### TASK BRIEF
Type out the records that follow, exactly as given.
□ □ □ □ □ □ □
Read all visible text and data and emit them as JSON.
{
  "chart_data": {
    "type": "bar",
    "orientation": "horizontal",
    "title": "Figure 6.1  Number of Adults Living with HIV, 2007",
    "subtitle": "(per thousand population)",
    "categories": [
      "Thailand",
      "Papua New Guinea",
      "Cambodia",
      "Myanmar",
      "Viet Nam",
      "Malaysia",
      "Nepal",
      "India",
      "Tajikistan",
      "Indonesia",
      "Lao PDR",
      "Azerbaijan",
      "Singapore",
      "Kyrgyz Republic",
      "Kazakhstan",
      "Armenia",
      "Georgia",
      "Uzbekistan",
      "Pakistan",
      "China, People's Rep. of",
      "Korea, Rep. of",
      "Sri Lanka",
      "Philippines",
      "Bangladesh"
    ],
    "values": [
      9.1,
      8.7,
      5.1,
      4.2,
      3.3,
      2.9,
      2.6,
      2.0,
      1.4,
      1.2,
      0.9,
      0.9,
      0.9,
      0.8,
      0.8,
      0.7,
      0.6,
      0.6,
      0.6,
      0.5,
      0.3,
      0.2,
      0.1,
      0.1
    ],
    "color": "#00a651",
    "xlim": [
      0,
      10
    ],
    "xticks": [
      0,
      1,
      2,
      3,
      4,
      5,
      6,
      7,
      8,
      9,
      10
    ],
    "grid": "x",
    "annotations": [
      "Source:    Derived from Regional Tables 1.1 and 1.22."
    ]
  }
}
□ □ □ □ □ □ □
### SOLUTION TO THE EXERCISE
Read all visible text and data and emit them as JSON.
{
  "chart_data": {
    "type": "bar",
    "orientation": "horizontal",
    "title": "Figure 6.1  Number of Adults Living with HIV, 2007",
    "subtitle": "(per thousand population)",
    "categories": [
      "Thailand",
      "Papua New Guinea",
      "Cambodia",
      "Myanmar",
      "Viet Nam",
      "Malaysia",
      "Nepal",
      "India",
      "Tajikistan",
      "Indonesia",
      "Lao PDR",
      "Azerbaijan",
      "Singapore",
      "Kyrgyz Republic",
      "Kazakhstan",
      "Armenia",
      "Georgia",
      "Uzbekistan",
      "Pakistan",
      "China, People's Rep. of",
      "Korea, Rep. of",
      "Sri Lanka",
      "Philippines",
      "Bangladesh"
    ],
    "values": [
      9.1,
      8.7,
      5.1,
      4.2,
      3.3,
      2.9,
      2.6,
      2.0,
      1.4,
      1.2,
      0.9,
      0.9,
      0.9,
      0.8,
      0.8,
      0.7,
      0.6,
      0.6,
      0.6,
      0.5,
      0.3,
      0.2,
      0.1,
      0.1
    ],
    "color": "#00a651",
    "xlim": [
      0,
      10
    ],
    "xticks": [
      0,
      1,
      2,
      3,
      4,
      5,
      6,
      7,
      8,
      9,
      10
    ],
    "grid": "x",
    "annotations": [
      "Source:    Derived from Regional Tables 1.1 and 1.22."
    ]
  }
}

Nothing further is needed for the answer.